> Your instructions: Print out each entry below exactly, please.
Data to examine section start
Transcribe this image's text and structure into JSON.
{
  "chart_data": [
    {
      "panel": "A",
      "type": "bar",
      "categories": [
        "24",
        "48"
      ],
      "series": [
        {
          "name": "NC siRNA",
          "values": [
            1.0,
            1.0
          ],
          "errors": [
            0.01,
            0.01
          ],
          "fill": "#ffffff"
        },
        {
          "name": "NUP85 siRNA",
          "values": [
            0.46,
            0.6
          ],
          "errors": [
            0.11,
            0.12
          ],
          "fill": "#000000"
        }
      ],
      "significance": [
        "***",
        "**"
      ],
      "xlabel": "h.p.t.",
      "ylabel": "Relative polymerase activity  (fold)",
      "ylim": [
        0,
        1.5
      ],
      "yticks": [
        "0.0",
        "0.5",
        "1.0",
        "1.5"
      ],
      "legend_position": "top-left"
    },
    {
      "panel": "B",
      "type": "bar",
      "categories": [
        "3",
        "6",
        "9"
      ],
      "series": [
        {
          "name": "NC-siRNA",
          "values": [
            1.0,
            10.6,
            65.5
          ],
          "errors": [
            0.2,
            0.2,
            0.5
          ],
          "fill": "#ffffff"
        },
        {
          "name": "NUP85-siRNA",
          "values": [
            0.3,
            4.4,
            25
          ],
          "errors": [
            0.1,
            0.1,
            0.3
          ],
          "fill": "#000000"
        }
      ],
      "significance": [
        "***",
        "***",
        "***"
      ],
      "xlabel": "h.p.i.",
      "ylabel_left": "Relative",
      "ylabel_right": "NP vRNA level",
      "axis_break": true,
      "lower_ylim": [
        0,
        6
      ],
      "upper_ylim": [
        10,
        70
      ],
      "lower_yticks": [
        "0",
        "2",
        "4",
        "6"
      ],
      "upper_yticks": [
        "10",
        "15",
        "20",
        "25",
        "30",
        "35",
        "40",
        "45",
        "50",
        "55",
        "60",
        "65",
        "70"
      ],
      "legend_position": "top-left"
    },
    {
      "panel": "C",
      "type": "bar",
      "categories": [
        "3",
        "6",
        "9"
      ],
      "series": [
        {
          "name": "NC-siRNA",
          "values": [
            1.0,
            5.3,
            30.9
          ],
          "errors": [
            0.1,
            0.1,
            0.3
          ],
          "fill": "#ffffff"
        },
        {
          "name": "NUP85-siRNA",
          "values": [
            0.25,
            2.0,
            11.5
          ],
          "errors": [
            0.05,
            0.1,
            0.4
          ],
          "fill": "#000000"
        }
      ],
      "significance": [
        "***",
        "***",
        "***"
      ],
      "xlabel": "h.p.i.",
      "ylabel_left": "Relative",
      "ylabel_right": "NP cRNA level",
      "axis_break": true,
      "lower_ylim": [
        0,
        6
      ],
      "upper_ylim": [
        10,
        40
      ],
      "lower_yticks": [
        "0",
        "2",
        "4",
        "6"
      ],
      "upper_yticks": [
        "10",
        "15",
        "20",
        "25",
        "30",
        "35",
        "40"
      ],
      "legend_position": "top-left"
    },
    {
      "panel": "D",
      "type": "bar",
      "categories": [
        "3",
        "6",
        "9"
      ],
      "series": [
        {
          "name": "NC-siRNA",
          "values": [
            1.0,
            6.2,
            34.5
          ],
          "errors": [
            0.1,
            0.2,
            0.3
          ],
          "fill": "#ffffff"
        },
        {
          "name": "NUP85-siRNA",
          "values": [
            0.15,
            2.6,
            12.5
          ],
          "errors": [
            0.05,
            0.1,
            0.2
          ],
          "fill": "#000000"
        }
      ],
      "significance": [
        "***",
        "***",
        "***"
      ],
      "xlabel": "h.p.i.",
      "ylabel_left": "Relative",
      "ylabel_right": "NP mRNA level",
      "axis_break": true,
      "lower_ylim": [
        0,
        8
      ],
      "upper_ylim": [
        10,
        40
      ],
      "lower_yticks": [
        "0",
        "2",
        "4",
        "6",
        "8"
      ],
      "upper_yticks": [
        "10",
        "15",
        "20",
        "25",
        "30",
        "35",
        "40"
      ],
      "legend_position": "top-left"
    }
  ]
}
Data to examine section end
> Answer to this task:
Transcribe this image's text and structure into JSON.
{
  "chart_data": [
    {
      "panel": "A",
      "type": "bar",
      "categories": [
        "24",
        "48"
      ],
      "series": [
        {
          "name": "NC siRNA",
          "values": [
            1.0,
            1.0
          ],
          "errors": [
            0.01,
            0.01
          ],
          "fill": "#ffffff"
        },
        {
          "name": "NUP85 siRNA",
          "values": [
            0.46,
            0.6
          ],
          "errors": [
            0.11,
            0.12
          ],
          "fill": "#000000"
        }
      ],
      "significance": [
        "***",
        "**"
      ],
      "xlabel": "h.p.t.",
      "ylabel": "Relative polymerase activity  (fold)",
      "ylim": [
        0,
        1.5
      ],
      "yticks": [
        "0.0",
        "0.5",
        "1.0",
        "1.5"
      ],
      "legend_position": "top-left"
    },
    {
      "panel": "B",
      "type": "bar",
      "categories": [
        "3",
        "6",
        "9"
      ],
      "series": [
        {
          "name": "NC-siRNA",
          "values": [
            1.0,
            10.6,
            65.5
          ],
          "errors": [
            0.2,
            0.2,
            0.5
          ],
          "fill": "#ffffff"
        },
        {
          "name": "NUP85-siRNA",
          "values": [
            0.3,
            4.4,
            25
          ],
          "errors": [
            0.1,
            0.1,
            0.3
          ],
          "fill": "#000000"
        }
      ],
      "significance": [
        "***",
        "***",
        "***"
      ],
      "xlabel": "h.p.i.",
      "ylabel_left": "Relative",
      "ylabel_right": "NP vRNA level",
      "axis_break": true,
      "lower_ylim": [
        0,
        6
      ],
      "upper_ylim": [
        10,
        70
      ],
      "lower_yticks": [
        "0",
        "2",
        "4",
        "6"
      ],
      "upper_yticks": [
        "10",
        "15",
        "20",
        "25",
        "30",
        "35",
        "40",
        "45",
        "50",
        "55",
        "60",
        "65",
        "70"
      ],
      "legend_position": "top-left"
    },
    {
      "panel": "C",
      "type": "bar",
      "categories": [
        "3",
        "6",
        "9"
      ],
      "series": [
        {
          "name": "NC-siRNA",
          "values": [
            1.0,
            5.3,
            30.9
          ],
          "errors": [
            0.1,
            0.1,
            0.3
          ],
          "fill": "#ffffff"
        },
        {
          "name": "NUP85-siRNA",
          "values": [
            0.25,
            2.0,
            11.5
          ],
          "errors": [
            0.05,
            0.1,
            0.4
          ],
          "fill": "#000000"
        }
      ],
      "significance": [
        "***",
        "***",
        "***"
      ],
      "xlabel": "h.p.i.",
      "ylabel_left": "Relative",
      "ylabel_right": "NP cRNA level",
      "axis_break": true,
      "lower_ylim": [
        0,
        6
      ],
      "upper_ylim": [
        10,
        40
      ],
      "lower_yticks": [
        "0",
        "2",
        "4",
        "6"
      ],
      "upper_yticks": [
        "10",
        "15",
        "20",
        "25",
        "30",
        "35",
        "40"
      ],
      "legend_position": "top-left"
    },
    {
      "panel": "D",
      "type": "bar",
      "categories": [
        "3",
        "6",
        "9"
      ],
      "series": [
        {
          "name": "NC-siRNA",
          "values": [
            1.0,
            6.2,
            34.5
          ],
          "errors": [
            0.1,
            0.2,
            0.3
          ],
          "fill": "#ffffff"
        },
        {
          "name": "NUP85-siRNA",
          "values": [
            0.15,
            2.6,
            12.5
          ],
          "errors": [
            0.05,
            0.1,
            0.2
          ],
          "fill": "#000000"
        }
      ],
      "significance": [
        "***",
        "***",
        "***"
      ],
      "xlabel": "h.p.i.",
      "ylabel_left": "Relative",
      "ylabel_right": "NP mRNA level",
      "axis_break": true,
      "lower_ylim": [
        0,
        8
      ],
      "upper_ylim": [
        10,
        40
      ],
      "lower_yticks": [
        "0",
        "2",
        "4",
        "6",
        "8"
      ],
      "upper_yticks": [
        "10",
        "15",
        "20",
        "25",
        "30",
        "35",
        "40"
      ],
      "legend_position": "top-left"
    }
  ]
}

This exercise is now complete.